::: DATASET ENTRIES :::

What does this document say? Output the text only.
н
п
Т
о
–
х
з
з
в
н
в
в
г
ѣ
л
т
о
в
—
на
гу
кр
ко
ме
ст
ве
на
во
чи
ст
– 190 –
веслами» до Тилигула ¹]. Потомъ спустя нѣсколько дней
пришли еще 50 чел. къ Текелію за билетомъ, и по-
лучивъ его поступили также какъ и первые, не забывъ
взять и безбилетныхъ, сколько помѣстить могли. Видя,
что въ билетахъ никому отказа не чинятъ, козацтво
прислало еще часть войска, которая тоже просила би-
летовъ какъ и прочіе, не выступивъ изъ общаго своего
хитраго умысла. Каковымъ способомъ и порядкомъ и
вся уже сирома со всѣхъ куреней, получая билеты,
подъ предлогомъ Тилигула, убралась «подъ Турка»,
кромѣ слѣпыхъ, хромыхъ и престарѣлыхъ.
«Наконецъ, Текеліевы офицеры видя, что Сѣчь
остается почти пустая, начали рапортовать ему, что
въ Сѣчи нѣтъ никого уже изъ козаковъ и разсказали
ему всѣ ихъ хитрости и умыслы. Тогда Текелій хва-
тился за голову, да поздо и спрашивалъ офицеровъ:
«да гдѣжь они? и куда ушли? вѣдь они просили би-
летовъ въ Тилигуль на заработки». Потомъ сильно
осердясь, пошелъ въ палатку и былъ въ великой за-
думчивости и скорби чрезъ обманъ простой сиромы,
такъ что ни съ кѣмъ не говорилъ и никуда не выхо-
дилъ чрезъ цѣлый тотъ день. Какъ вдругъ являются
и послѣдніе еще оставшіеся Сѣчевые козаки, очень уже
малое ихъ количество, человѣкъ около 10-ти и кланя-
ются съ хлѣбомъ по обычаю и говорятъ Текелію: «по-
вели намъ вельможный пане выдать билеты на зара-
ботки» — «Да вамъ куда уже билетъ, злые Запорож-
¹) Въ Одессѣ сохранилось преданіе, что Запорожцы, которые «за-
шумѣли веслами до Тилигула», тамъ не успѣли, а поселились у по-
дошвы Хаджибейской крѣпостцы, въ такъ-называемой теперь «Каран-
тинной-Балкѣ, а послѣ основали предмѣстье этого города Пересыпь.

:::

WORK REQUIRED: Reproduce the material in full, with no word added or dropped.

EXERCISE OUTPUT:
What does this document say? Output the text only.
н
п
Т
о
–
х
з
з
в
н
в
в
г
ѣ
л
т
о
в
—
на
гу
кр
ко
ме
ст
ве
на
во
чи
ст
– 190 –
веслами» до Тилигула ¹]. Потомъ спустя нѣсколько дней
пришли еще 50 чел. къ Текелію за билетомъ, и по-
лучивъ его поступили также какъ и первые, не забывъ
взять и безбилетныхъ, сколько помѣстить могли. Видя,
что въ билетахъ никому отказа не чинятъ, козацтво
прислало еще часть войска, которая тоже просила би-
летовъ какъ и прочіе, не выступивъ изъ общаго своего
хитраго умысла. Каковымъ способомъ и порядкомъ и
вся уже сирома со всѣхъ куреней, получая билеты,
подъ предлогомъ Тилигула, убралась «подъ Турка»,
кромѣ слѣпыхъ, хромыхъ и престарѣлыхъ.
«Наконецъ, Текеліевы офицеры видя, что Сѣчь
остается почти пустая, начали рапортовать ему, что
въ Сѣчи нѣтъ никого уже изъ козаковъ и разсказали
ему всѣ ихъ хитрости и умыслы. Тогда Текелій хва-
тился за голову, да поздо и спрашивалъ офицеровъ:
«да гдѣжь они? и куда ушли? вѣдь они просили би-
летовъ въ Тилигуль на заработки». Потомъ сильно
осердясь, пошелъ въ палатку и былъ въ великой за-
думчивости и скорби чрезъ обманъ простой сиромы,
такъ что ни съ кѣмъ не говорилъ и никуда не выхо-
дилъ чрезъ цѣлый тотъ день. Какъ вдругъ являются
и послѣдніе еще оставшіеся Сѣчевые козаки, очень уже
малое ихъ количество, человѣкъ около 10-ти и кланя-
ются съ хлѣбомъ по обычаю и говорятъ Текелію: «по-
вели намъ вельможный пане выдать билеты на зара-
ботки» — «Да вамъ куда уже билетъ, злые Запорож-
¹) Въ Одессѣ сохранилось преданіе, что Запорожцы, которые «за-
шумѣли веслами до Тилигула», тамъ не успѣли, а поселились у по-
дошвы Хаджибейской крѣпостцы, въ такъ-называемой теперь «Каран-
тинной-Балкѣ, а послѣ основали предмѣстье этого города Пересыпь.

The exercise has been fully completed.